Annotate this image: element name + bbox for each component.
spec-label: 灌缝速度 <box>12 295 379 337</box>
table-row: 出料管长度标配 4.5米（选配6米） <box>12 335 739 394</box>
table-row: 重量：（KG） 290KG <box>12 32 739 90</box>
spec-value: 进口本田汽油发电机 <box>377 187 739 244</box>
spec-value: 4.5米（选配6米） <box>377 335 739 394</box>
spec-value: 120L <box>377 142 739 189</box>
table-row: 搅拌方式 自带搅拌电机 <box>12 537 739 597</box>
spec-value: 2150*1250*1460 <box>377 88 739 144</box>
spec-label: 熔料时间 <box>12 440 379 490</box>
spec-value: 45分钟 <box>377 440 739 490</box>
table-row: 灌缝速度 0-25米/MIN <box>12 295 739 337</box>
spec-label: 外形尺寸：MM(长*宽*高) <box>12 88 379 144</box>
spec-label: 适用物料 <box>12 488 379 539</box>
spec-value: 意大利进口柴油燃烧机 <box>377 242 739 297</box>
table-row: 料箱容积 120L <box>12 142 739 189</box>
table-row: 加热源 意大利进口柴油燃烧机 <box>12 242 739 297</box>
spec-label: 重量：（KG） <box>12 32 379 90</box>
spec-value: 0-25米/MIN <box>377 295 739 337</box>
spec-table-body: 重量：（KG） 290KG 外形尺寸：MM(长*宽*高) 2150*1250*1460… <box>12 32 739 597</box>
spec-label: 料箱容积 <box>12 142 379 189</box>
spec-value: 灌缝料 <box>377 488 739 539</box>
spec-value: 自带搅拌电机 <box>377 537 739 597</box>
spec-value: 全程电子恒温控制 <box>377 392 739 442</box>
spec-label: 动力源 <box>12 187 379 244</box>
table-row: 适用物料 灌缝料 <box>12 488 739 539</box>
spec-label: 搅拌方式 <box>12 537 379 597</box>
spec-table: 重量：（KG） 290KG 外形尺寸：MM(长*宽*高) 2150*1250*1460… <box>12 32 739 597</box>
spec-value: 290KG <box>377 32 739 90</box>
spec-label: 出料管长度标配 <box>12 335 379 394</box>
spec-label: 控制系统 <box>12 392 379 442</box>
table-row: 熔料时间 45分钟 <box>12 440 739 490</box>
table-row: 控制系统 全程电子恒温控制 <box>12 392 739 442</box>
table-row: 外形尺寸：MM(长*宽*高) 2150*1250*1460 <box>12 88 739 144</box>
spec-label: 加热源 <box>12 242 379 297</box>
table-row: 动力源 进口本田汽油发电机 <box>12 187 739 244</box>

--*--

Copy every line of the items above character for character, leaving nothing out and changing nothing.

Annotate this image: element name + bbox for each component.
spec-label: 灌缝速度 <box>12 295 379 337</box>
table-row: 出料管长度标配 4.5米（选配6米） <box>12 335 739 394</box>
table-row: 重量：（KG） 290KG <box>12 32 739 90</box>
spec-value: 进口本田汽油发电机 <box>377 187 739 244</box>
spec-value: 4.5米（选配6米） <box>377 335 739 394</box>
spec-value: 120L <box>377 142 739 189</box>
table-row: 搅拌方式 自带搅拌电机 <box>12 537 739 597</box>
spec-value: 2150*1250*1460 <box>377 88 739 144</box>
spec-label: 熔料时间 <box>12 440 379 490</box>
spec-value: 45分钟 <box>377 440 739 490</box>
table-row: 灌缝速度 0-25米/MIN <box>12 295 739 337</box>
spec-label: 外形尺寸：MM(长*宽*高) <box>12 88 379 144</box>
spec-label: 适用物料 <box>12 488 379 539</box>
spec-value: 意大利进口柴油燃烧机 <box>377 242 739 297</box>
table-row: 料箱容积 120L <box>12 142 739 189</box>
table-row: 加热源 意大利进口柴油燃烧机 <box>12 242 739 297</box>
spec-label: 重量：（KG） <box>12 32 379 90</box>
spec-value: 0-25米/MIN <box>377 295 739 337</box>
spec-table-body: 重量：（KG） 290KG 外形尺寸：MM(长*宽*高) 2150*1250*1460… <box>12 32 739 597</box>
spec-label: 料箱容积 <box>12 142 379 189</box>
spec-value: 灌缝料 <box>377 488 739 539</box>
spec-value: 自带搅拌电机 <box>377 537 739 597</box>
spec-value: 全程电子恒温控制 <box>377 392 739 442</box>
spec-label: 动力源 <box>12 187 379 244</box>
table-row: 适用物料 灌缝料 <box>12 488 739 539</box>
spec-label: 搅拌方式 <box>12 537 379 597</box>
spec-table: 重量：（KG） 290KG 外形尺寸：MM(长*宽*高) 2150*1250*1460… <box>12 32 739 597</box>
spec-value: 290KG <box>377 32 739 90</box>
spec-label: 出料管长度标配 <box>12 335 379 394</box>
spec-label: 控制系统 <box>12 392 379 442</box>
table-row: 熔料时间 45分钟 <box>12 440 739 490</box>
table-row: 控制系统 全程电子恒温控制 <box>12 392 739 442</box>
table-row: 外形尺寸：MM(长*宽*高) 2150*1250*1460 <box>12 88 739 144</box>
spec-label: 加热源 <box>12 242 379 297</box>
table-row: 动力源 进口本田汽油发电机 <box>12 187 739 244</box>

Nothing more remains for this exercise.